Within the records that follow, find every line containing the string "times". Copy those lines.
____ Dataset extract
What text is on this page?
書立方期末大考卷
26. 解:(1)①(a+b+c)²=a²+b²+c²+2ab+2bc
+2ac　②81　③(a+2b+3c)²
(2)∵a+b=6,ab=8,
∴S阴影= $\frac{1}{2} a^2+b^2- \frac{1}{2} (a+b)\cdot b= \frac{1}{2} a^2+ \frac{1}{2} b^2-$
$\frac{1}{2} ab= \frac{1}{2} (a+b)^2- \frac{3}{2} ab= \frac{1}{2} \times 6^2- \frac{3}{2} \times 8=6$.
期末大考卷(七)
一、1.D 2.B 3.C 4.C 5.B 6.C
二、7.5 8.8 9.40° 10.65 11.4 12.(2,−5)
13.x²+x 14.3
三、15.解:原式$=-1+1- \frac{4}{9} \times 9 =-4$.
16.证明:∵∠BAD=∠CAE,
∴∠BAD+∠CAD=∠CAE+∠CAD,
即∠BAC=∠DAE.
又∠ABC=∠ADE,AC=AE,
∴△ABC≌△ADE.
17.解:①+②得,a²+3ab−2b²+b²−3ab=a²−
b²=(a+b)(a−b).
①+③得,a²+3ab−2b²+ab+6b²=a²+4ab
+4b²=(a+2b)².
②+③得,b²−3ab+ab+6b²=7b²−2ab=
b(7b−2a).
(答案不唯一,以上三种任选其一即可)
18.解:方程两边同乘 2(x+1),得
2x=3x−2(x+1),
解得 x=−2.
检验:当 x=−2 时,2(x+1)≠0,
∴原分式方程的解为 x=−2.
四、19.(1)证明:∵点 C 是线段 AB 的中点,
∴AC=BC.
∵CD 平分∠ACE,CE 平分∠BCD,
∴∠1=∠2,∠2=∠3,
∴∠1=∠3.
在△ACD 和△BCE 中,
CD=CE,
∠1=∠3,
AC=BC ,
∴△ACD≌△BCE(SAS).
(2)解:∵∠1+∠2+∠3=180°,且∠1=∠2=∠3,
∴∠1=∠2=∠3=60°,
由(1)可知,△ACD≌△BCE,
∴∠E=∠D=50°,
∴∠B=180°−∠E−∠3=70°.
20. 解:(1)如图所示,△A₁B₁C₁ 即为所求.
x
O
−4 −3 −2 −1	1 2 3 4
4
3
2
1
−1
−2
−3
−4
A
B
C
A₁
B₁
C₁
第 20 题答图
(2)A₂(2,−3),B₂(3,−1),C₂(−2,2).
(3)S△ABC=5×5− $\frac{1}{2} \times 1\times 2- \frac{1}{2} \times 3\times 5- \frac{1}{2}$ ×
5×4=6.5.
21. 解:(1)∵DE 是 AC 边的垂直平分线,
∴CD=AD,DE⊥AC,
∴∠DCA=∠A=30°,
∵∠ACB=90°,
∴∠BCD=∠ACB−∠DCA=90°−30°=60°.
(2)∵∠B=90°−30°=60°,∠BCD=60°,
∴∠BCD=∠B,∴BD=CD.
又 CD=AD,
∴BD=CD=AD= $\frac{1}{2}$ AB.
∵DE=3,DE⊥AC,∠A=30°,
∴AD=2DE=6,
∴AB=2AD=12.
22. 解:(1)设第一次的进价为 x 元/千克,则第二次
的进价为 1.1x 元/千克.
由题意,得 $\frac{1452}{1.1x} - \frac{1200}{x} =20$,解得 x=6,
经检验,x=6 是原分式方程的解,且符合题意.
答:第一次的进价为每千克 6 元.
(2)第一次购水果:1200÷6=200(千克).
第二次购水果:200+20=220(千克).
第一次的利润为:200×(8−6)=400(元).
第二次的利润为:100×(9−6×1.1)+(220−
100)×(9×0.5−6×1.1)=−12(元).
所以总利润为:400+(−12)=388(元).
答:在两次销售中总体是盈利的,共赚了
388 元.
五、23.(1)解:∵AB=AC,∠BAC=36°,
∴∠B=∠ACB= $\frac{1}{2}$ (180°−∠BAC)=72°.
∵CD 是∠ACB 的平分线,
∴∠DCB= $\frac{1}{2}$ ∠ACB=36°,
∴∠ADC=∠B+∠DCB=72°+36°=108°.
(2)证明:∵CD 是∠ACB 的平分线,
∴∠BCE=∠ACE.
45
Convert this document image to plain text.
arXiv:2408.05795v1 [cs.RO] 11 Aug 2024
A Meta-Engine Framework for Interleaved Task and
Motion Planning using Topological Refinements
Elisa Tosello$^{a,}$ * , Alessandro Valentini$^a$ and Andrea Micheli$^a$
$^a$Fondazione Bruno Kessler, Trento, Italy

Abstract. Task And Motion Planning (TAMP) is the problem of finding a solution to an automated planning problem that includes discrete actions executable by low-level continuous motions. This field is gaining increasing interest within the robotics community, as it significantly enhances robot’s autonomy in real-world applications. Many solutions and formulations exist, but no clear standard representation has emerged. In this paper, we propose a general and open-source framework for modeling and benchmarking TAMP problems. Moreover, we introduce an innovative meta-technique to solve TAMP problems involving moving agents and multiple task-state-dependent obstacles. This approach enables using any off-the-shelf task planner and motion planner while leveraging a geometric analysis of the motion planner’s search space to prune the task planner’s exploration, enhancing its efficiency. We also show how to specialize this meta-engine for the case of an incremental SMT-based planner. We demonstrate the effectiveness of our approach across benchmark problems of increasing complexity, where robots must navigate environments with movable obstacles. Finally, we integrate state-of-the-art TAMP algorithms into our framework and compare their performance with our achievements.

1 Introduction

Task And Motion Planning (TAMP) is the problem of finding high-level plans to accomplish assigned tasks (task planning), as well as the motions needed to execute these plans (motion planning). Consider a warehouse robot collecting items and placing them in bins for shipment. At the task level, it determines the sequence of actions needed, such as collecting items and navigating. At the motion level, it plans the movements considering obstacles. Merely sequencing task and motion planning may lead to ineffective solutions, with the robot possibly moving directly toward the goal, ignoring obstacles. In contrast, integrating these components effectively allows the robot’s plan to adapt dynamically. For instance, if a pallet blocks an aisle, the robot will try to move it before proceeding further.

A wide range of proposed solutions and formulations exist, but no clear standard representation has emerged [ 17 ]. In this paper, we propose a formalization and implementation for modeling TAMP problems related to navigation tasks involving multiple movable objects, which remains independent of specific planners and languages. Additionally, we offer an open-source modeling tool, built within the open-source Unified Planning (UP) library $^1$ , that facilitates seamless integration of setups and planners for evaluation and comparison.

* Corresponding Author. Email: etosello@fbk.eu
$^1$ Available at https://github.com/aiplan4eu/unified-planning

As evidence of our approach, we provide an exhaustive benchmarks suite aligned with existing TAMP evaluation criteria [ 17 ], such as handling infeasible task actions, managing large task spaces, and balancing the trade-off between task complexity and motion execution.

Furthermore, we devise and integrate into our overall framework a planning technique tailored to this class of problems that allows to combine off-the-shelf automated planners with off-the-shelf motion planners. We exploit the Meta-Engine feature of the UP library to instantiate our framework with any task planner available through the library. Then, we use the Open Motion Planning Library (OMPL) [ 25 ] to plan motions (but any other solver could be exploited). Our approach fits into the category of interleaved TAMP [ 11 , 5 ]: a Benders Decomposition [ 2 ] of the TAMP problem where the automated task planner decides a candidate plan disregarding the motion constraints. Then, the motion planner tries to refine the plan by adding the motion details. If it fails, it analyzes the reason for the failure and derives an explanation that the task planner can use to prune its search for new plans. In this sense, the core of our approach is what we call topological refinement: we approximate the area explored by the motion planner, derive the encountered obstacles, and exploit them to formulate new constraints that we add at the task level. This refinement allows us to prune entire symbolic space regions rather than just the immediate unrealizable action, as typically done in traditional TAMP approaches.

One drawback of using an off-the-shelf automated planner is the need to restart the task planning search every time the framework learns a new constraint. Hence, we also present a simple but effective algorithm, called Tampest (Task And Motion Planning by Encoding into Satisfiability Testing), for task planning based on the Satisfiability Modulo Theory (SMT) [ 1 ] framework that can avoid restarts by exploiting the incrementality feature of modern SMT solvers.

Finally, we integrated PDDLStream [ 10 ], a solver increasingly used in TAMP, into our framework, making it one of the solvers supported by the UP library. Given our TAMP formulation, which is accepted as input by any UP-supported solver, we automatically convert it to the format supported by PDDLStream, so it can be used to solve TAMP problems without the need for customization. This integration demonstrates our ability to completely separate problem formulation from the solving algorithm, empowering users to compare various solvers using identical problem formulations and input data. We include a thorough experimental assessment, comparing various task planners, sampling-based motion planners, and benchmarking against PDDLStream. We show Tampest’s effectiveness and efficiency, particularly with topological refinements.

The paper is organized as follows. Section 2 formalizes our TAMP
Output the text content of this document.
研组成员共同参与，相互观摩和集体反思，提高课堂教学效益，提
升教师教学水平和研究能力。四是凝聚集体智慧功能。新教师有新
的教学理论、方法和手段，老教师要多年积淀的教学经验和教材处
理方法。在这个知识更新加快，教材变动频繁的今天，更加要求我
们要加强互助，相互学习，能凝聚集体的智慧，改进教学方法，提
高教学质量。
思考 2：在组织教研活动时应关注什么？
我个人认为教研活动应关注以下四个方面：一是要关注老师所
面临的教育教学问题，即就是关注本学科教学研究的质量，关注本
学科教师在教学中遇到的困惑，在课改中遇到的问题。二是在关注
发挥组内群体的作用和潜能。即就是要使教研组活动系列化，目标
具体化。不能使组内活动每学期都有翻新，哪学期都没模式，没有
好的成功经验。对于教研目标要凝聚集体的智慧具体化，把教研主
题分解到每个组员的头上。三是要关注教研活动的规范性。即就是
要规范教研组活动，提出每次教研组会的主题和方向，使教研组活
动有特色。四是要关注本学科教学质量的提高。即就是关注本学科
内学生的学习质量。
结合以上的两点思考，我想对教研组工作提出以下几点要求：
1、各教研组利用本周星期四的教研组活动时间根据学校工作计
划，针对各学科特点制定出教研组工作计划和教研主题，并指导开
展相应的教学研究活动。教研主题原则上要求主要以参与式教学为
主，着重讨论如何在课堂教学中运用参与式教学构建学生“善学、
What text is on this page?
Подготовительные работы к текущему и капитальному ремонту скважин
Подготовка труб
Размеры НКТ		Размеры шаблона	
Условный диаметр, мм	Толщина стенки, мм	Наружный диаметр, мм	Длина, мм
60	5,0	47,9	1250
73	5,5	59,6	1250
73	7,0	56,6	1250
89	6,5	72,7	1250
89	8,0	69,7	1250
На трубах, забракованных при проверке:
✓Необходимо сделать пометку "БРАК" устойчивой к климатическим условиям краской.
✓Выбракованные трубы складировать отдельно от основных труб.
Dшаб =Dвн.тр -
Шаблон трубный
________
**Result for this exercise**
$\frac{1}{2} ab= \frac{1}{2} (a+b)^2- \frac{3}{2} ab= \frac{1}{2} \times 6^2- \frac{3}{2} \times 8=6$.
三、15.解:原式$=-1+1- \frac{4}{9} \times 9 =-4$.
(3)S△ABC=5×5− $\frac{1}{2} \times 1\times 2- \frac{1}{2} \times 3\times 5- \frac{1}{2}$ ×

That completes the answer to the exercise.